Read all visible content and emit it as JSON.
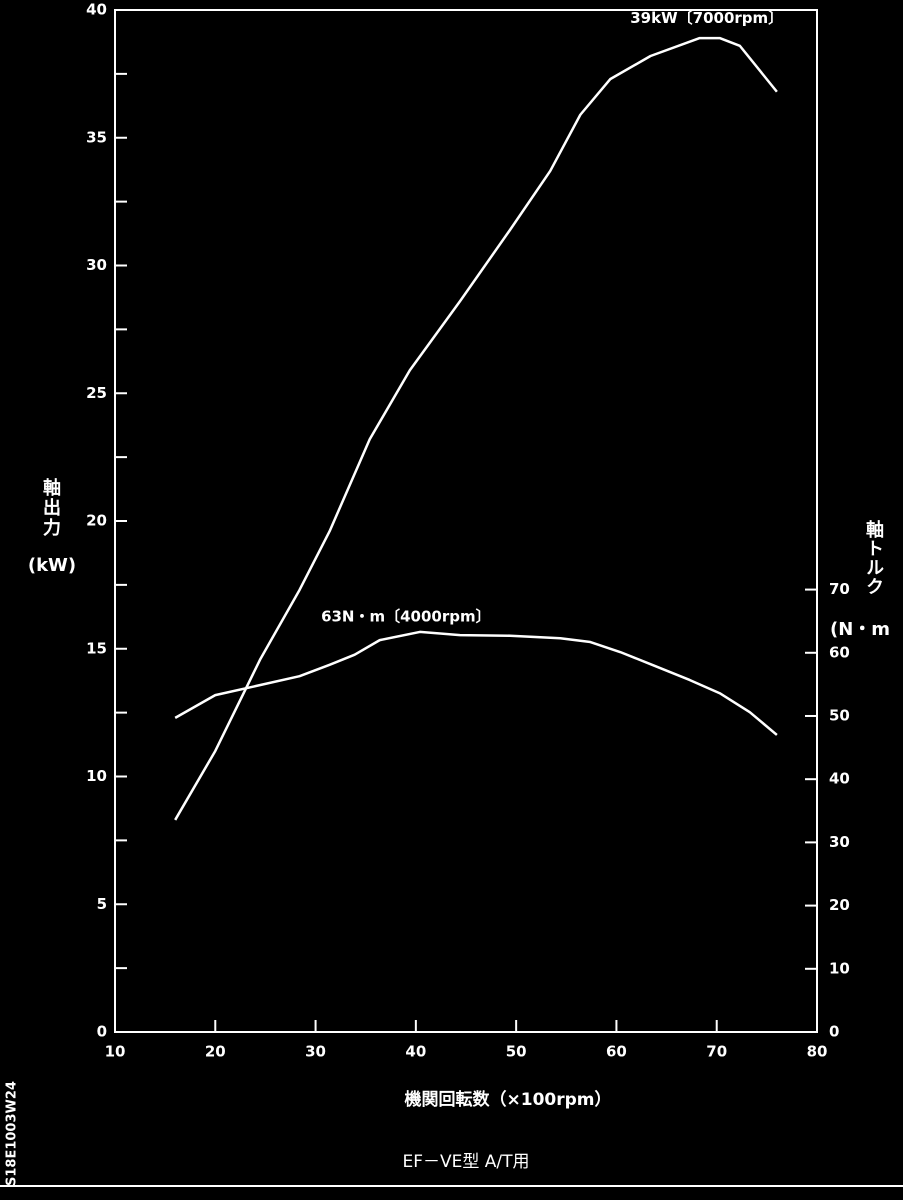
{
  "chart_data": {
    "type": "line",
    "subtitle": "EF－VE型 A/T用",
    "x_label": "機関回転数（×100rpm）",
    "y_label": "軸出力",
    "y_unit": "(kW)",
    "y2_label": "軸トルク",
    "y2_unit": "(N・m",
    "code": "S18E1003W24",
    "annotations": [
      {
        "text": "39kW〔7000rpm〕",
        "x": 70,
        "y": 39
      },
      {
        "text": "63N・m〔4000rpm〕",
        "x": 40,
        "y": 63,
        "axis": "y2"
      }
    ],
    "xlim": [
      10,
      80
    ],
    "xticks": [
      10,
      20,
      30,
      40,
      50,
      60,
      70,
      80
    ],
    "ylim": [
      0,
      40
    ],
    "yticks": [
      0,
      5,
      10,
      15,
      20,
      25,
      30,
      35,
      40
    ],
    "yminorticks": [
      2.5,
      7.5,
      12.5,
      17.5,
      22.5,
      27.5,
      32.5,
      37.5
    ],
    "y2lim": [
      0,
      161.7
    ],
    "y2ticks": [
      0,
      10,
      20,
      30,
      40,
      50,
      60,
      70
    ],
    "series": [
      {
        "name": "軸出力",
        "color": "#ffffff",
        "x": [
          16,
          20,
          24.5,
          28.4,
          31.4,
          35.4,
          39.4,
          44.4,
          49.4,
          53.4,
          56.4,
          59.4,
          63.4,
          68.3,
          70.3,
          72.3,
          76
        ],
        "values": [
          8.3,
          11.0,
          14.6,
          17.3,
          19.6,
          23.2,
          25.9,
          28.6,
          31.4,
          33.7,
          35.9,
          37.3,
          38.2,
          38.9,
          38.9,
          38.6,
          36.8
        ]
      },
      {
        "name": "軸トルク",
        "color": "#ffffff",
        "axis": "y2",
        "x": [
          16,
          20,
          24.5,
          28.4,
          31.4,
          33.9,
          36.4,
          40.4,
          44.4,
          49.4,
          54.4,
          57.4,
          60.4,
          63.4,
          67.3,
          70.3,
          73.3,
          76
        ],
        "values": [
          49.7,
          53.3,
          54.9,
          56.3,
          58.1,
          59.7,
          62.0,
          63.3,
          62.8,
          62.7,
          62.3,
          61.7,
          60.1,
          58.2,
          55.7,
          53.6,
          50.6,
          47.0
        ]
      }
    ]
  }
}
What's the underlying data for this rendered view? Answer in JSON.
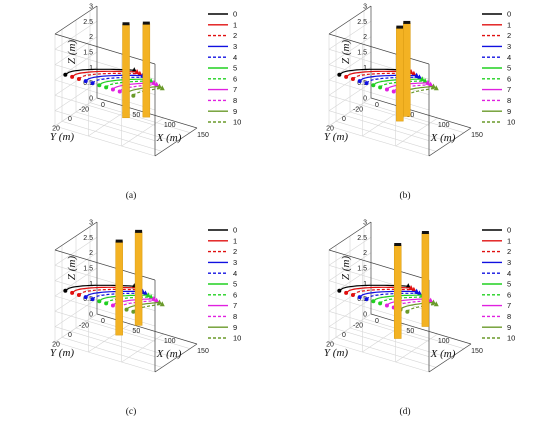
{
  "panel_labels": [
    "(a)",
    "(b)",
    "(c)",
    "(d)"
  ],
  "axis_labels": {
    "x": "X (m)",
    "y": "Y (m)",
    "z": "Z (m)"
  },
  "chart_data": [
    {
      "id": "a",
      "type": "line",
      "caption": "(a)",
      "xlabel": "X (m)",
      "ylabel": "Y (m)",
      "zlabel": "Z (m)",
      "xlim": [
        0,
        150
      ],
      "ylim": [
        -30,
        30
      ],
      "zlim": [
        0,
        3
      ],
      "xticks": [
        "0",
        "50",
        "100",
        "150"
      ],
      "yticks": [
        "-20",
        "0",
        "20"
      ],
      "zticks": [
        "0",
        "0.5",
        "1",
        "1.5",
        "2",
        "2.5",
        "3"
      ],
      "grid": true,
      "legend_position": "right",
      "series": [
        {
          "name": "0",
          "color": "#000000",
          "dash": "solid"
        },
        {
          "name": "1",
          "color": "#e01010",
          "dash": "solid"
        },
        {
          "name": "2",
          "color": "#e01010",
          "dash": "dashed"
        },
        {
          "name": "3",
          "color": "#1010e0",
          "dash": "solid"
        },
        {
          "name": "4",
          "color": "#1010e0",
          "dash": "dashed"
        },
        {
          "name": "5",
          "color": "#20d020",
          "dash": "solid"
        },
        {
          "name": "6",
          "color": "#20d020",
          "dash": "dashed"
        },
        {
          "name": "7",
          "color": "#e020e0",
          "dash": "solid"
        },
        {
          "name": "8",
          "color": "#e020e0",
          "dash": "dashed"
        },
        {
          "name": "9",
          "color": "#6a9a2a",
          "dash": "solid"
        },
        {
          "name": "10",
          "color": "#6a9a2a",
          "dash": "dashed"
        }
      ],
      "obstacles": [
        {
          "x": 75,
          "y": 0
        },
        {
          "x": 95,
          "y": -10
        }
      ]
    },
    {
      "id": "b",
      "type": "line",
      "caption": "(b)",
      "xlabel": "X (m)",
      "ylabel": "Y (m)",
      "zlabel": "Z (m)",
      "xlim": [
        0,
        150
      ],
      "ylim": [
        -30,
        30
      ],
      "zlim": [
        0,
        3
      ],
      "xticks": [
        "0",
        "50",
        "100",
        "150"
      ],
      "yticks": [
        "-20",
        "0",
        "20"
      ],
      "zticks": [
        "0",
        "0.5",
        "1",
        "1.5",
        "2",
        "2.5",
        "3"
      ],
      "grid": true,
      "legend_position": "right",
      "series": [
        {
          "name": "0",
          "color": "#000000",
          "dash": "solid"
        },
        {
          "name": "1",
          "color": "#e01010",
          "dash": "solid"
        },
        {
          "name": "2",
          "color": "#e01010",
          "dash": "dashed"
        },
        {
          "name": "3",
          "color": "#1010e0",
          "dash": "solid"
        },
        {
          "name": "4",
          "color": "#1010e0",
          "dash": "dashed"
        },
        {
          "name": "5",
          "color": "#20d020",
          "dash": "solid"
        },
        {
          "name": "6",
          "color": "#20d020",
          "dash": "dashed"
        },
        {
          "name": "7",
          "color": "#e020e0",
          "dash": "solid"
        },
        {
          "name": "8",
          "color": "#e020e0",
          "dash": "dashed"
        },
        {
          "name": "9",
          "color": "#6a9a2a",
          "dash": "solid"
        },
        {
          "name": "10",
          "color": "#6a9a2a",
          "dash": "dashed"
        }
      ],
      "obstacles": [
        {
          "x": 80,
          "y": 5
        },
        {
          "x": 80,
          "y": -5
        }
      ]
    },
    {
      "id": "c",
      "type": "line",
      "caption": "(c)",
      "xlabel": "X (m)",
      "ylabel": "Y (m)",
      "zlabel": "Z (m)",
      "xlim": [
        0,
        150
      ],
      "ylim": [
        -30,
        30
      ],
      "zlim": [
        0,
        3
      ],
      "xticks": [
        "0",
        "50",
        "100",
        "150"
      ],
      "yticks": [
        "-20",
        "0",
        "20"
      ],
      "zticks": [
        "0",
        "0.5",
        "1",
        "1.5",
        "2",
        "2.5",
        "3"
      ],
      "grid": true,
      "legend_position": "right",
      "series": [
        {
          "name": "0",
          "color": "#000000",
          "dash": "solid"
        },
        {
          "name": "1",
          "color": "#e01010",
          "dash": "solid"
        },
        {
          "name": "2",
          "color": "#e01010",
          "dash": "dashed"
        },
        {
          "name": "3",
          "color": "#1010e0",
          "dash": "solid"
        },
        {
          "name": "4",
          "color": "#1010e0",
          "dash": "dashed"
        },
        {
          "name": "5",
          "color": "#20d020",
          "dash": "solid"
        },
        {
          "name": "6",
          "color": "#20d020",
          "dash": "dashed"
        },
        {
          "name": "7",
          "color": "#e020e0",
          "dash": "solid"
        },
        {
          "name": "8",
          "color": "#e020e0",
          "dash": "dashed"
        },
        {
          "name": "9",
          "color": "#6a9a2a",
          "dash": "solid"
        },
        {
          "name": "10",
          "color": "#6a9a2a",
          "dash": "dashed"
        }
      ],
      "obstacles": [
        {
          "x": 70,
          "y": 5
        },
        {
          "x": 75,
          "y": -18
        }
      ]
    },
    {
      "id": "d",
      "type": "line",
      "caption": "(d)",
      "xlabel": "X (m)",
      "ylabel": "Y (m)",
      "zlabel": "Z (m)",
      "xlim": [
        0,
        150
      ],
      "ylim": [
        -30,
        30
      ],
      "zlim": [
        0,
        3
      ],
      "xticks": [
        "0",
        "50",
        "100",
        "150"
      ],
      "yticks": [
        "-20",
        "0",
        "20"
      ],
      "zticks": [
        "0",
        "0.5",
        "1",
        "1.5",
        "2",
        "2.5",
        "3"
      ],
      "grid": true,
      "legend_position": "right",
      "series": [
        {
          "name": "0",
          "color": "#000000",
          "dash": "solid"
        },
        {
          "name": "1",
          "color": "#e01010",
          "dash": "solid"
        },
        {
          "name": "2",
          "color": "#e01010",
          "dash": "dashed"
        },
        {
          "name": "3",
          "color": "#1010e0",
          "dash": "solid"
        },
        {
          "name": "4",
          "color": "#1010e0",
          "dash": "dashed"
        },
        {
          "name": "5",
          "color": "#20d020",
          "dash": "solid"
        },
        {
          "name": "6",
          "color": "#20d020",
          "dash": "dashed"
        },
        {
          "name": "7",
          "color": "#e020e0",
          "dash": "solid"
        },
        {
          "name": "8",
          "color": "#e020e0",
          "dash": "dashed"
        },
        {
          "name": "9",
          "color": "#6a9a2a",
          "dash": "solid"
        },
        {
          "name": "10",
          "color": "#6a9a2a",
          "dash": "dashed"
        }
      ],
      "obstacles": [
        {
          "x": 80,
          "y": 8
        },
        {
          "x": 90,
          "y": -22
        }
      ]
    }
  ]
}
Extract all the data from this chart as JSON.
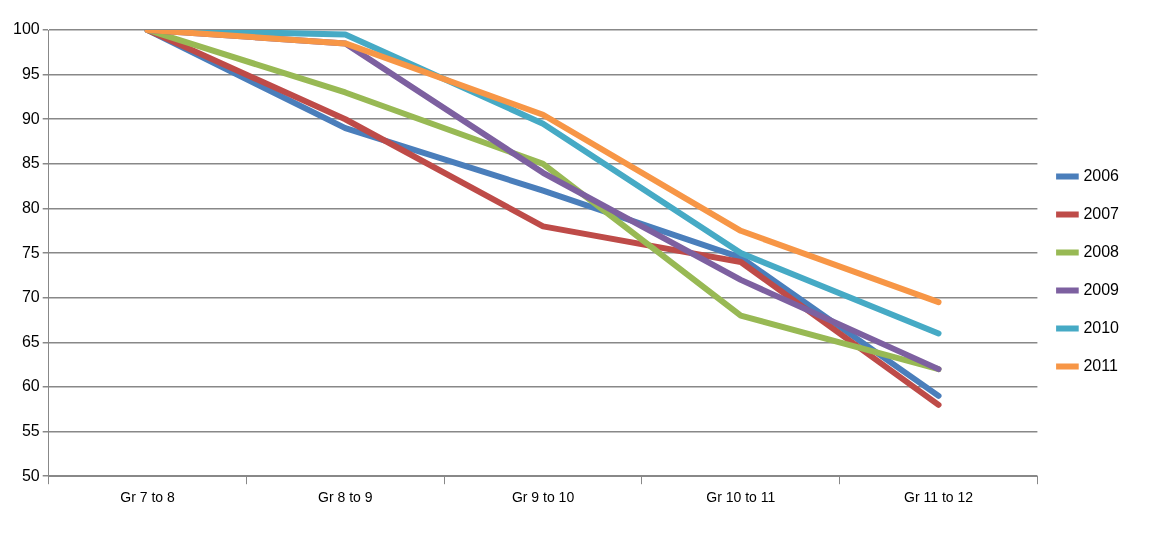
{
  "chart_data": {
    "type": "line",
    "categories": [
      "Gr 7 to 8",
      "Gr 8 to 9",
      "Gr 9 to 10",
      "Gr 10 to 11",
      "Gr 11 to 12"
    ],
    "series": [
      {
        "name": "2006",
        "color": "#4a7ebb",
        "values": [
          100,
          89,
          82,
          74.5,
          59
        ]
      },
      {
        "name": "2007",
        "color": "#be4b48",
        "values": [
          100,
          90,
          78,
          74,
          58
        ]
      },
      {
        "name": "2008",
        "color": "#98b954",
        "values": [
          100,
          93,
          85,
          68,
          62
        ]
      },
      {
        "name": "2009",
        "color": "#7d60a0",
        "values": [
          100,
          98.5,
          84,
          72,
          62
        ]
      },
      {
        "name": "2010",
        "color": "#46aac5",
        "values": [
          100,
          99.5,
          89.5,
          75,
          66
        ]
      },
      {
        "name": "2011",
        "color": "#f79646",
        "values": [
          100,
          98.5,
          90.5,
          77.5,
          69.5
        ]
      }
    ],
    "ylim": [
      50,
      100
    ],
    "yticks": [
      50,
      55,
      60,
      65,
      70,
      75,
      80,
      85,
      90,
      95,
      100
    ],
    "grid": "y",
    "legend": "right",
    "marker": "none",
    "line_style": "solid"
  }
}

■ ■ ■ ■ ■

* _Exercise instructions_: Filter the records, keeping only lines that contain "this", and show those lines.

* _Problem solution_:
What's the underlying data for this rendered view? Answer in JSON.
Extract all the data from this chart as JSON.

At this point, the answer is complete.